[Records from a data source]
--- Start ---

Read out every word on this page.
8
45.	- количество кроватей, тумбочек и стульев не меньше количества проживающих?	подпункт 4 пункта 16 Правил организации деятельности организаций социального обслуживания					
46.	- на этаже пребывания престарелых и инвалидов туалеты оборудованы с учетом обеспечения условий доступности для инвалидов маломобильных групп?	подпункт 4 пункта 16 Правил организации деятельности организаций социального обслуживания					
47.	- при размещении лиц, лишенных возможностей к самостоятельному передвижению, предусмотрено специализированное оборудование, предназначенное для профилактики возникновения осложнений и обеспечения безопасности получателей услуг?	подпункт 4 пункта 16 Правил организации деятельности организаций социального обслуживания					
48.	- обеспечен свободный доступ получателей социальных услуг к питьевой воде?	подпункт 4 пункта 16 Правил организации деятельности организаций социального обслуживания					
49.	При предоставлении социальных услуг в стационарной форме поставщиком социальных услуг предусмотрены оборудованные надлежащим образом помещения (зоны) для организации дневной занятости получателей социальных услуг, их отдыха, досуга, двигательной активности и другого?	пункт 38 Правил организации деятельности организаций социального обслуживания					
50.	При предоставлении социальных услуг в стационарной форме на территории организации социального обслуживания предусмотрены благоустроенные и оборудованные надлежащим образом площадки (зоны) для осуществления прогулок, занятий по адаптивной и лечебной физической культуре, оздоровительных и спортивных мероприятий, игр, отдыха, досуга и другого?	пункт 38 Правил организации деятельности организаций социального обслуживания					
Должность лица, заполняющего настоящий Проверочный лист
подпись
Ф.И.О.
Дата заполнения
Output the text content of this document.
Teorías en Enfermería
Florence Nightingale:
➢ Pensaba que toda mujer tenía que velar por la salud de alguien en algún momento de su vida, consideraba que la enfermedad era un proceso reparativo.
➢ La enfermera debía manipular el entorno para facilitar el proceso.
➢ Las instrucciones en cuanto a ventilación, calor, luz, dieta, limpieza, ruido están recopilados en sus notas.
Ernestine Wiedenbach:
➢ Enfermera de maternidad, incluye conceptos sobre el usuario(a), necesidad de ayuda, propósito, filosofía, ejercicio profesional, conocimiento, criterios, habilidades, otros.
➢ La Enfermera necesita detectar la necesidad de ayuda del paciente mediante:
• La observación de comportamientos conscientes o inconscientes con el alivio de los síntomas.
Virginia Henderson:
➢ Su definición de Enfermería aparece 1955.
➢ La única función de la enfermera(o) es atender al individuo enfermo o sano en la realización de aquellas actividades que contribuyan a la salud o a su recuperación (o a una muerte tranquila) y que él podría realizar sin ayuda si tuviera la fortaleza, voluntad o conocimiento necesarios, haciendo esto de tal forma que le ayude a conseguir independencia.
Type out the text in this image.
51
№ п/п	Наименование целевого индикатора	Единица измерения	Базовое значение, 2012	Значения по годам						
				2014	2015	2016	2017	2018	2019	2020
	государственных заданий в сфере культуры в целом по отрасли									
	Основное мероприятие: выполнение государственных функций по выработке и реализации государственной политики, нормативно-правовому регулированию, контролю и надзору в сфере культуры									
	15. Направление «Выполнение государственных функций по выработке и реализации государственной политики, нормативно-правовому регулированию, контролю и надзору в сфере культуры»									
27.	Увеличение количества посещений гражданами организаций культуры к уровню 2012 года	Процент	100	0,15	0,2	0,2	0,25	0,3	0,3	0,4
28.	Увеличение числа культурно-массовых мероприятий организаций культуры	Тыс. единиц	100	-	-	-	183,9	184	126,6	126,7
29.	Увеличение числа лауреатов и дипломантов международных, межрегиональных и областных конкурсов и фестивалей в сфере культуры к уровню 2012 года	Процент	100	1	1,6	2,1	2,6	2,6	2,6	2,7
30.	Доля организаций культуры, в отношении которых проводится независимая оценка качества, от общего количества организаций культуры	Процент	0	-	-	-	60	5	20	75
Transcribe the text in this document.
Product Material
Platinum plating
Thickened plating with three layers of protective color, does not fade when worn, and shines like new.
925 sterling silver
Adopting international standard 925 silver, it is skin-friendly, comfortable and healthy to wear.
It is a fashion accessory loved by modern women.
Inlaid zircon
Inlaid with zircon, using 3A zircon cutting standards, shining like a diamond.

--- End ---

▶ **WORK TO COMPLETE**
Work through the records line by line and tally those holding "zircon". Reply with the number alone.

▶ **SOLUTION**
2